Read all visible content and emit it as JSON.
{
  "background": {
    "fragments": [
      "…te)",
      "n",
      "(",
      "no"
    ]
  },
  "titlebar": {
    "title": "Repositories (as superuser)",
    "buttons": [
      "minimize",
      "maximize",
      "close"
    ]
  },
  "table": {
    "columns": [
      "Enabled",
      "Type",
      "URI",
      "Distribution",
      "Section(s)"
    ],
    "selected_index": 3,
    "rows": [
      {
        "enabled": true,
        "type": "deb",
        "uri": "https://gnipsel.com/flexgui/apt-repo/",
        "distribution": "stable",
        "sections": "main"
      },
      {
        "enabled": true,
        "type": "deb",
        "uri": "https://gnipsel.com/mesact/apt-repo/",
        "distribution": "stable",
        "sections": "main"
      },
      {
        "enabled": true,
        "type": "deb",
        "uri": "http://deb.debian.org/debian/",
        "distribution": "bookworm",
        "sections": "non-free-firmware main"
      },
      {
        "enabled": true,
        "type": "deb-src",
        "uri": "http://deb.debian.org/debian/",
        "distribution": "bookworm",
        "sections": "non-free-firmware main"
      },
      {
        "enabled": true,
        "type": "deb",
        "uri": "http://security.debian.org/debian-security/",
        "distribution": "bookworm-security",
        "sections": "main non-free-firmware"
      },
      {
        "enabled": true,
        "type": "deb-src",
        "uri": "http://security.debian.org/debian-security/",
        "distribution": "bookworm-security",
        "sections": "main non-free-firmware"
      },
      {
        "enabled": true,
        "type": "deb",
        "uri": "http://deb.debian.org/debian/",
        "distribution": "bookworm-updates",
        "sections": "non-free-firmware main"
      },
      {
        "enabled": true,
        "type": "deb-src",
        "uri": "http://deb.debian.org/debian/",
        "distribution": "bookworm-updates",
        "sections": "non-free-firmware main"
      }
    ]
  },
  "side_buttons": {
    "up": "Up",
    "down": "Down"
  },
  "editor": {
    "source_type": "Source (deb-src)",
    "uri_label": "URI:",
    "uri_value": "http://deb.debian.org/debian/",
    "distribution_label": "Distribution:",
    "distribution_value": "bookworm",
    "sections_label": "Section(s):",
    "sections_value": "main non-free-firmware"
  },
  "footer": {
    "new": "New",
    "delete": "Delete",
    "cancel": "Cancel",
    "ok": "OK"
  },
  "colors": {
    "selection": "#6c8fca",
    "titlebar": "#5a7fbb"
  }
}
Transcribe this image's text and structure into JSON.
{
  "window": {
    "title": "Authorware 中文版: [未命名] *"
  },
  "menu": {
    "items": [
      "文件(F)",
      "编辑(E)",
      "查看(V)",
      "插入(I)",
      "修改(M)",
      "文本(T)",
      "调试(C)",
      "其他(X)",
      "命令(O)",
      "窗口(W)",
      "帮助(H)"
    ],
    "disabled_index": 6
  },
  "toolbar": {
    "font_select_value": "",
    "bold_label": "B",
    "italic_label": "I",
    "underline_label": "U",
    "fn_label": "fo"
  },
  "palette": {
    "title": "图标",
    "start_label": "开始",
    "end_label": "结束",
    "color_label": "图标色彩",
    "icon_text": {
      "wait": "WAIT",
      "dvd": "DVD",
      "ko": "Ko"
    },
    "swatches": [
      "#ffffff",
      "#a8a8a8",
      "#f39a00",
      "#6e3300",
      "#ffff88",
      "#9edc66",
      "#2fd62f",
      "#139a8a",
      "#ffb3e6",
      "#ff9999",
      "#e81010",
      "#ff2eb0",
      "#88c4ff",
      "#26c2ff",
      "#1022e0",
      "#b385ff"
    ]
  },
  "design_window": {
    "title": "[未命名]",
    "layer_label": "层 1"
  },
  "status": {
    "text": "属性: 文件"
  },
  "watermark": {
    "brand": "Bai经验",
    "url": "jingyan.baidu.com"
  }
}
|---|
-- Required task --
Return the lines above exactly, keeping every word.

-- The answer --
Read all visible content and emit it as JSON.
{
  "background": {
    "fragments": [
      "…te)",
      "n",
      "(",
      "no"
    ]
  },
  "titlebar": {
    "title": "Repositories (as superuser)",
    "buttons": [
      "minimize",
      "maximize",
      "close"
    ]
  },
  "table": {
    "columns": [
      "Enabled",
      "Type",
      "URI",
      "Distribution",
      "Section(s)"
    ],
    "selected_index": 3,
    "rows": [
      {
        "enabled": true,
        "type": "deb",
        "uri": "https://gnipsel.com/flexgui/apt-repo/",
        "distribution": "stable",
        "sections": "main"
      },
      {
        "enabled": true,
        "type": "deb",
        "uri": "https://gnipsel.com/mesact/apt-repo/",
        "distribution": "stable",
        "sections": "main"
      },
      {
        "enabled": true,
        "type": "deb",
        "uri": "http://deb.debian.org/debian/",
        "distribution": "bookworm",
        "sections": "non-free-firmware main"
      },
      {
        "enabled": true,
        "type": "deb-src",
        "uri": "http://deb.debian.org/debian/",
        "distribution": "bookworm",
        "sections": "non-free-firmware main"
      },
      {
        "enabled": true,
        "type": "deb",
        "uri": "http://security.debian.org/debian-security/",
        "distribution": "bookworm-security",
        "sections": "main non-free-firmware"
      },
      {
        "enabled": true,
        "type": "deb-src",
        "uri": "http://security.debian.org/debian-security/",
        "distribution": "bookworm-security",
        "sections": "main non-free-firmware"
      },
      {
        "enabled": true,
        "type": "deb",
        "uri": "http://deb.debian.org/debian/",
        "distribution": "bookworm-updates",
        "sections": "non-free-firmware main"
      },
      {
        "enabled": true,
        "type": "deb-src",
        "uri": "http://deb.debian.org/debian/",
        "distribution": "bookworm-updates",
        "sections": "non-free-firmware main"
      }
    ]
  },
  "side_buttons": {
    "up": "Up",
    "down": "Down"
  },
  "editor": {
    "source_type": "Source (deb-src)",
    "uri_label": "URI:",
    "uri_value": "http://deb.debian.org/debian/",
    "distribution_label": "Distribution:",
    "distribution_value": "bookworm",
    "sections_label": "Section(s):",
    "sections_value": "main non-free-firmware"
  },
  "footer": {
    "new": "New",
    "delete": "Delete",
    "cancel": "Cancel",
    "ok": "OK"
  },
  "colors": {
    "selection": "#6c8fca",
    "titlebar": "#5a7fbb"
  }
}
Transcribe this image's text and structure into JSON.
{
  "window": {
    "title": "Authorware 中文版: [未命名] *"
  },
  "menu": {
    "items": [
      "文件(F)",
      "编辑(E)",
      "查看(V)",
      "插入(I)",
      "修改(M)",
      "文本(T)",
      "调试(C)",
      "其他(X)",
      "命令(O)",
      "窗口(W)",
      "帮助(H)"
    ],
    "disabled_index": 6
  },
  "toolbar": {
    "font_select_value": "",
    "bold_label": "B",
    "italic_label": "I",
    "underline_label": "U",
    "fn_label": "fo"
  },
  "palette": {
    "title": "图标",
    "start_label": "开始",
    "end_label": "结束",
    "color_label": "图标色彩",
    "icon_text": {
      "wait": "WAIT",
      "dvd": "DVD",
      "ko": "Ko"
    },
    "swatches": [
      "#ffffff",
      "#a8a8a8",
      "#f39a00",
      "#6e3300",
      "#ffff88",
      "#9edc66",
      "#2fd62f",
      "#139a8a",
      "#ffb3e6",
      "#ff9999",
      "#e81010",
      "#ff2eb0",
      "#88c4ff",
      "#26c2ff",
      "#1022e0",
      "#b385ff"
    ]
  },
  "design_window": {
    "title": "[未命名]",
    "layer_label": "层 1"
  },
  "status": {
    "text": "属性: 文件"
  },
  "watermark": {
    "brand": "Bai经验",
    "url": "jingyan.baidu.com"
  }
}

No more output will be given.